- **Directions for this task**: Filter these entries so that only lines with the word "shown" remain.

- **Material provided**:
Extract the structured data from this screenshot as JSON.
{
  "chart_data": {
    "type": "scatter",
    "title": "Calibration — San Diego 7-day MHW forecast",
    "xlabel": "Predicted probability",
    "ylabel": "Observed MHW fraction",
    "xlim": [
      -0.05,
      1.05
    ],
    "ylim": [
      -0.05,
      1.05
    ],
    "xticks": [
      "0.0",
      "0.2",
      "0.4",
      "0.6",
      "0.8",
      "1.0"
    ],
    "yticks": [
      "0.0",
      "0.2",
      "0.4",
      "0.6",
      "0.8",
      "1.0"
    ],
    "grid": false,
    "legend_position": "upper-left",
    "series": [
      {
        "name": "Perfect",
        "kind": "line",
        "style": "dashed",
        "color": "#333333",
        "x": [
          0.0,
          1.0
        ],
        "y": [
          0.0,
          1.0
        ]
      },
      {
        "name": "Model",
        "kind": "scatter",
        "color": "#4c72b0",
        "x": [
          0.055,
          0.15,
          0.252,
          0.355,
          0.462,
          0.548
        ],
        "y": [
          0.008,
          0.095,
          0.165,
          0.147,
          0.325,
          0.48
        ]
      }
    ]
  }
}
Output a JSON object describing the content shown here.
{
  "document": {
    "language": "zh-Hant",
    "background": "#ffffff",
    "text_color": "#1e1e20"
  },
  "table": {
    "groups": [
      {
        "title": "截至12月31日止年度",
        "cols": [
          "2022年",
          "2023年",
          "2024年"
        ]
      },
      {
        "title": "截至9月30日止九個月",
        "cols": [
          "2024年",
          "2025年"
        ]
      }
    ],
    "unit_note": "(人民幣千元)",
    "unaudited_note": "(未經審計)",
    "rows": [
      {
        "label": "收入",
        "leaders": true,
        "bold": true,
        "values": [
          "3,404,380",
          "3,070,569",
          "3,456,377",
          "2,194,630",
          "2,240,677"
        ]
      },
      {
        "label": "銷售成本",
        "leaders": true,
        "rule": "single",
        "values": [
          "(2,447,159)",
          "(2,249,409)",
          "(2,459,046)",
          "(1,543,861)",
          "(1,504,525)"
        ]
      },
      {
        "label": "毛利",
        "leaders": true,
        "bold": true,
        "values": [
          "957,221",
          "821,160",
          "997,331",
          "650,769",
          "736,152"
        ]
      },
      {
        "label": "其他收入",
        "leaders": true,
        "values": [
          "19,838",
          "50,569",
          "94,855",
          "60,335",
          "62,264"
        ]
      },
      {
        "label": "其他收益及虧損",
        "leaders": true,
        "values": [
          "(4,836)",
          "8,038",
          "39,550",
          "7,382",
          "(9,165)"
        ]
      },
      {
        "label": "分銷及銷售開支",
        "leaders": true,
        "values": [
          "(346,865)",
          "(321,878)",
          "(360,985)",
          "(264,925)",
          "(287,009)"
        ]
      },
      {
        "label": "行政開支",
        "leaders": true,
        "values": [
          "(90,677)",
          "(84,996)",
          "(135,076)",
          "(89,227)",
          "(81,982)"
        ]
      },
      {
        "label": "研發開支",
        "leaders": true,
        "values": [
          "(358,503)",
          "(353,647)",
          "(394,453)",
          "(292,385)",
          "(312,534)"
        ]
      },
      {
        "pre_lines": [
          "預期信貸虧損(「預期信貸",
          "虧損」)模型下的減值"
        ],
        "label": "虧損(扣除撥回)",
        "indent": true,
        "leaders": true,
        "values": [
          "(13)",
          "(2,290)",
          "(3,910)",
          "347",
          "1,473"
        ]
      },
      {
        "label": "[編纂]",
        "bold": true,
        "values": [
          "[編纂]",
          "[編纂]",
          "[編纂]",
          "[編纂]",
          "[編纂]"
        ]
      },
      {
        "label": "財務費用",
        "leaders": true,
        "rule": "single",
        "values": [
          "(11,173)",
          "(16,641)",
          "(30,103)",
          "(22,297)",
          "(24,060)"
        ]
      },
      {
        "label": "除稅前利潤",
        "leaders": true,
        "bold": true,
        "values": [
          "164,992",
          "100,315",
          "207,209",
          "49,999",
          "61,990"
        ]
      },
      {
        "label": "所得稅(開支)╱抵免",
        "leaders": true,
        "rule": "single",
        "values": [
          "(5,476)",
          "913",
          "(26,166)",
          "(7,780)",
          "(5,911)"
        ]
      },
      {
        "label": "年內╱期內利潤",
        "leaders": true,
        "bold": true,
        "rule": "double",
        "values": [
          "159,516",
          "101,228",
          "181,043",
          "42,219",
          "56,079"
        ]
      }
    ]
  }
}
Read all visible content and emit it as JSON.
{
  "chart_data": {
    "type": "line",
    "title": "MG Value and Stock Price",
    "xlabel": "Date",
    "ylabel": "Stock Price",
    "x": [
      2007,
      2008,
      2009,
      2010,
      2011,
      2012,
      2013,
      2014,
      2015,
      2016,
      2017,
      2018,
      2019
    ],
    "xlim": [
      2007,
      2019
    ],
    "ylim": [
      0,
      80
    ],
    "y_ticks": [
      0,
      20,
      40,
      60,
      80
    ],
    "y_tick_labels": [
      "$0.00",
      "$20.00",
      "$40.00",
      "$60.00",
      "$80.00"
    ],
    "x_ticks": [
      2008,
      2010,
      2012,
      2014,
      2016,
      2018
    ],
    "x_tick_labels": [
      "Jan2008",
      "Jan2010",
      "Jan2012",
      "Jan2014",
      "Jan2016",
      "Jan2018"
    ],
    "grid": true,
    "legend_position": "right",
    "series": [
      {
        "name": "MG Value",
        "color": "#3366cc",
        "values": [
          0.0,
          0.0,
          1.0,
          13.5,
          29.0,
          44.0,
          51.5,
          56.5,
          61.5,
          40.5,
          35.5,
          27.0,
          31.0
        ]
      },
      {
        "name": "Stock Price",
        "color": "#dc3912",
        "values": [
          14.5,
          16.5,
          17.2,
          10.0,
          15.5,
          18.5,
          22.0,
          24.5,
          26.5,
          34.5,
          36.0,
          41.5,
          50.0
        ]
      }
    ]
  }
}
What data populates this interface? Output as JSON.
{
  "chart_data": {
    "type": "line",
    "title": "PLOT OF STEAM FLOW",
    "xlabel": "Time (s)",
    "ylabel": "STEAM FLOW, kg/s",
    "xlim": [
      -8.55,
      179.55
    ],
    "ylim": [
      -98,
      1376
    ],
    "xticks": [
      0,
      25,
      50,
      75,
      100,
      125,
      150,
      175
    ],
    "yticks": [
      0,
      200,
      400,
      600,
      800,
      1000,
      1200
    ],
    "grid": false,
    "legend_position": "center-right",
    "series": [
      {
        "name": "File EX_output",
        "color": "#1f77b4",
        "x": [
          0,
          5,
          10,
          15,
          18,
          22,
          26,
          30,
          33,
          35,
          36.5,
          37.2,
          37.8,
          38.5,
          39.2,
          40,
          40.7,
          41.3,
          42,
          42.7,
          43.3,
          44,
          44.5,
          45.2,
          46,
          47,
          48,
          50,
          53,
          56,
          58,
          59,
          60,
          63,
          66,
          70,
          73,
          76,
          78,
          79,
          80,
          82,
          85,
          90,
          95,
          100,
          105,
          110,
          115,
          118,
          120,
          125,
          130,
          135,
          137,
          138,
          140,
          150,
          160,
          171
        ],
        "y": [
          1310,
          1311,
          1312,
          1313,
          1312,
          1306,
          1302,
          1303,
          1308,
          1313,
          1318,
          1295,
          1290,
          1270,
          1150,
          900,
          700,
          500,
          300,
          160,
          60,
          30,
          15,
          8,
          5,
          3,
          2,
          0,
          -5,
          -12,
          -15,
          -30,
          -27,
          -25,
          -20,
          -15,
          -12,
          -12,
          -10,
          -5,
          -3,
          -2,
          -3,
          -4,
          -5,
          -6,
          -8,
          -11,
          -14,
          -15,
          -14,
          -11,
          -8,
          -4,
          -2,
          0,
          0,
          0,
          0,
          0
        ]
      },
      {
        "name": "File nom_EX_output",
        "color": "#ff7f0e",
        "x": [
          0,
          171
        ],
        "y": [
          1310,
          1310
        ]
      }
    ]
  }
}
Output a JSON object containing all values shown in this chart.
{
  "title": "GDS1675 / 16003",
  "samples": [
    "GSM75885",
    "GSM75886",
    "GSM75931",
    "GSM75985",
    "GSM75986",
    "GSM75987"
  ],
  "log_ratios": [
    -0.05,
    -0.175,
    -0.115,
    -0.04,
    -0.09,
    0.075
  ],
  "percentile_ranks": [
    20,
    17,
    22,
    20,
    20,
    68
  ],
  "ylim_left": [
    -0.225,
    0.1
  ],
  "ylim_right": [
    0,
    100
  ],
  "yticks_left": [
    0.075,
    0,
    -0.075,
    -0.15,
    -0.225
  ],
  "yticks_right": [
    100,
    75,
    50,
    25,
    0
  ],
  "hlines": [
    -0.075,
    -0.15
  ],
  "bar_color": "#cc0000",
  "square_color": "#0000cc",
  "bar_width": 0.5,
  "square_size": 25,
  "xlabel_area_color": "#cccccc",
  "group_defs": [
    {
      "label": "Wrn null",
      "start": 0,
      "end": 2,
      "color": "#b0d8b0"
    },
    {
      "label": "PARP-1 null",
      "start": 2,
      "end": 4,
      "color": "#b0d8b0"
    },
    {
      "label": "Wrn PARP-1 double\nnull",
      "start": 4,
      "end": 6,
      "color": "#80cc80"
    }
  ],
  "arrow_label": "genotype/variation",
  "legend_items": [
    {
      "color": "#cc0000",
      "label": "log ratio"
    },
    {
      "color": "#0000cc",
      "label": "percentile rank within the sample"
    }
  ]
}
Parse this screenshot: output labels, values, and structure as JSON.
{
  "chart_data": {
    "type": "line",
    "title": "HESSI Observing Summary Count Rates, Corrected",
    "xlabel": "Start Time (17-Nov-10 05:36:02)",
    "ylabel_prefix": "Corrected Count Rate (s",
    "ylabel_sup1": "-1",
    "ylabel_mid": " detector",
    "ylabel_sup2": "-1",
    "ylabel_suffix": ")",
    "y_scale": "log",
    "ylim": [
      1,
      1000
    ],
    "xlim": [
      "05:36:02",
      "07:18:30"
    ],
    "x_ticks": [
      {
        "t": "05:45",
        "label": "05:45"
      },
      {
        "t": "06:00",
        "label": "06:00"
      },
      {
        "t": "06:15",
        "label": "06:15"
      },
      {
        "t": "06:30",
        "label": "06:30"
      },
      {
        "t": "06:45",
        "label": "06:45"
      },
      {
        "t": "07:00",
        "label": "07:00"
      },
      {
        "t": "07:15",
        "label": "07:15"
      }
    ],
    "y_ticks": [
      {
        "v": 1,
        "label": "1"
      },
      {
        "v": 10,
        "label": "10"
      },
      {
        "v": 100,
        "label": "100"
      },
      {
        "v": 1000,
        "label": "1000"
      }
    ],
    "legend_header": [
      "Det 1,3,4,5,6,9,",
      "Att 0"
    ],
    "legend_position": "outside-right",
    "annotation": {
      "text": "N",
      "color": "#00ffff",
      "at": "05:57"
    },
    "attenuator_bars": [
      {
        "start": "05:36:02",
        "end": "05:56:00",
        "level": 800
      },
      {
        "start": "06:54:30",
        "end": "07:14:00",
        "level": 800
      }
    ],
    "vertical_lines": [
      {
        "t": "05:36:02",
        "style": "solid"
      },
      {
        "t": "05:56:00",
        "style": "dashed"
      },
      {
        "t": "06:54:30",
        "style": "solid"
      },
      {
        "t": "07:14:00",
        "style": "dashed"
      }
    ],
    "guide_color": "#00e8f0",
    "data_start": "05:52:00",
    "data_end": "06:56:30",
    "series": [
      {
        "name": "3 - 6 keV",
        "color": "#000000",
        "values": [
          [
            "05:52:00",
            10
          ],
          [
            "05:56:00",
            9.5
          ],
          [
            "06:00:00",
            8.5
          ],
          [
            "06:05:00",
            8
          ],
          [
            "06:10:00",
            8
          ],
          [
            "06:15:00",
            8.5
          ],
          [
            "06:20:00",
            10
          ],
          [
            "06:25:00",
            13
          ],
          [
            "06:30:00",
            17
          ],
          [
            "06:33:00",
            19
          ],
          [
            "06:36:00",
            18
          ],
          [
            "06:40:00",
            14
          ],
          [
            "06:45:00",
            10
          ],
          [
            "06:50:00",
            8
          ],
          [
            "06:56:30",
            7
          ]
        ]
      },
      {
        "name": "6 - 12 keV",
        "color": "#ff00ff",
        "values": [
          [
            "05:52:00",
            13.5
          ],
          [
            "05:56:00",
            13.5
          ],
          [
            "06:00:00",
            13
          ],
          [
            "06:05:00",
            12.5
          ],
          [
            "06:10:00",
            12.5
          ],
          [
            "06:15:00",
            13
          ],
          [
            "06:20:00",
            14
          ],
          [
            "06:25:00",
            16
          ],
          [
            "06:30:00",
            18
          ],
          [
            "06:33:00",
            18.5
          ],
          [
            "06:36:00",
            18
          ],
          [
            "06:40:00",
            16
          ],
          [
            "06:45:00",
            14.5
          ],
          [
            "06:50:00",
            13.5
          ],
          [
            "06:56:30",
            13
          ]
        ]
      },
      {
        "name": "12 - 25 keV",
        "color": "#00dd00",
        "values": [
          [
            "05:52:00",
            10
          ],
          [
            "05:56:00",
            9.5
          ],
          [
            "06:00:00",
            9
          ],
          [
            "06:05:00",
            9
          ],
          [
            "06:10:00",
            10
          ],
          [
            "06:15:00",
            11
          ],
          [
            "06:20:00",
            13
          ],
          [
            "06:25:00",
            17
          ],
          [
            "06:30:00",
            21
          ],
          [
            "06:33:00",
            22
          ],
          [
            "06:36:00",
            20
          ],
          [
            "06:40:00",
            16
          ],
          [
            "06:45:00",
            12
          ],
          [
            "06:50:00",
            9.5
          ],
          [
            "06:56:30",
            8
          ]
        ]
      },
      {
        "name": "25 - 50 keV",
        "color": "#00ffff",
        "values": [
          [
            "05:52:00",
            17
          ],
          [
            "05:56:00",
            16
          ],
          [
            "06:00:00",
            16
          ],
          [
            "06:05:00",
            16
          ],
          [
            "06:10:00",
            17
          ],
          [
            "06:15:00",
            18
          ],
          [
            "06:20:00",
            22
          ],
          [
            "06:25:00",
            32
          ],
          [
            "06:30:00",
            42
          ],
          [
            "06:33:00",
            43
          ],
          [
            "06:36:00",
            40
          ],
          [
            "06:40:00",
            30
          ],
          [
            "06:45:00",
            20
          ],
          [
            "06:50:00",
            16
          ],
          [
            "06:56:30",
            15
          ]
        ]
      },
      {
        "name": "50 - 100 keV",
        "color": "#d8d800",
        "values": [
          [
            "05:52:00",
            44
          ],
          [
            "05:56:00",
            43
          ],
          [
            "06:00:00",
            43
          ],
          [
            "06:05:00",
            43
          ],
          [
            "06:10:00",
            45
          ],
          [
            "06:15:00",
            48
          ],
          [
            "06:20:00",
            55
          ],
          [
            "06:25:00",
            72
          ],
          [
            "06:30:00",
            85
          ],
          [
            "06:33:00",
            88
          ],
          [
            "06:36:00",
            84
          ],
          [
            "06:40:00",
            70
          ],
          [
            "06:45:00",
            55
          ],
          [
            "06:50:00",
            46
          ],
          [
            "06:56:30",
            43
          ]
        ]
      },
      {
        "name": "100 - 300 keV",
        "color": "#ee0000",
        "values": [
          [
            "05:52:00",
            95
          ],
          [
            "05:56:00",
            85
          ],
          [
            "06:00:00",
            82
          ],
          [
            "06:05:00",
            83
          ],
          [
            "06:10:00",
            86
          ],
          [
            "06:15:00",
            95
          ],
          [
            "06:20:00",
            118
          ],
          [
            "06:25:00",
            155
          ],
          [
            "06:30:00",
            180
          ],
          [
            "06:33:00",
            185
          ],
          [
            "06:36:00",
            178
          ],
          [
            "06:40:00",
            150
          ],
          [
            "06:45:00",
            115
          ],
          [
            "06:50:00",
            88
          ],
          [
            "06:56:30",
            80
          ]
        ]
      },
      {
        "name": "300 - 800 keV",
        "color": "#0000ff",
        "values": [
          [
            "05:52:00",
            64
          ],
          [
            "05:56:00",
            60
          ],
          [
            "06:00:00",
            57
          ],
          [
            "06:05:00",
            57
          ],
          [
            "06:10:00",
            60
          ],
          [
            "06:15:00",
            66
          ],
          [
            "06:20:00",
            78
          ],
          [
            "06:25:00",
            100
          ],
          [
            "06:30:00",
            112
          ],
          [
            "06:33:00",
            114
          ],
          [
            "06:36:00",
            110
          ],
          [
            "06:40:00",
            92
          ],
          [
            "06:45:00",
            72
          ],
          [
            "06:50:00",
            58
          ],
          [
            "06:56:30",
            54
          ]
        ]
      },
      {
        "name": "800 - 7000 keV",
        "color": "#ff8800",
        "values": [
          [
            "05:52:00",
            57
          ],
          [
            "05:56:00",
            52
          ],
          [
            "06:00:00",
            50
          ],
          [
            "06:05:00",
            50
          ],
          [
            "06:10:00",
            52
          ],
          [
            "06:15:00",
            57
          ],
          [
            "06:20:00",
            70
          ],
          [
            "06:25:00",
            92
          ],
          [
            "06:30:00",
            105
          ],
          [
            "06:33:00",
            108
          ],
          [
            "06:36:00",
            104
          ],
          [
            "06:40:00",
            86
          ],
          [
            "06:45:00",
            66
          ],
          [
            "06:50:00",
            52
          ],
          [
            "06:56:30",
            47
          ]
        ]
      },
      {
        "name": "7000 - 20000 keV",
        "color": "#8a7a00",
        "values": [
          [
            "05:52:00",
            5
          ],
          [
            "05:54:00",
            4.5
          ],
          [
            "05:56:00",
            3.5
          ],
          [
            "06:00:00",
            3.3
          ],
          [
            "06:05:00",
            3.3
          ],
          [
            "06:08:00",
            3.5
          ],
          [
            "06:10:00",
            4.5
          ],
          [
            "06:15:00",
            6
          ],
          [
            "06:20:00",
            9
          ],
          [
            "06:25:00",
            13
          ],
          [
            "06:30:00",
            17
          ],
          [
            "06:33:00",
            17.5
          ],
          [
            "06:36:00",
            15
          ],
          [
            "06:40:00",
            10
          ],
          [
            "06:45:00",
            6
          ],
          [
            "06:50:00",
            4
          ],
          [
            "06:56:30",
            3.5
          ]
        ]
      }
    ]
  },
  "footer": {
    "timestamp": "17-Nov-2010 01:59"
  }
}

- **Output for this exercise**:
Output a JSON object describing the content shown here.
Output a JSON object containing all values shown in this chart.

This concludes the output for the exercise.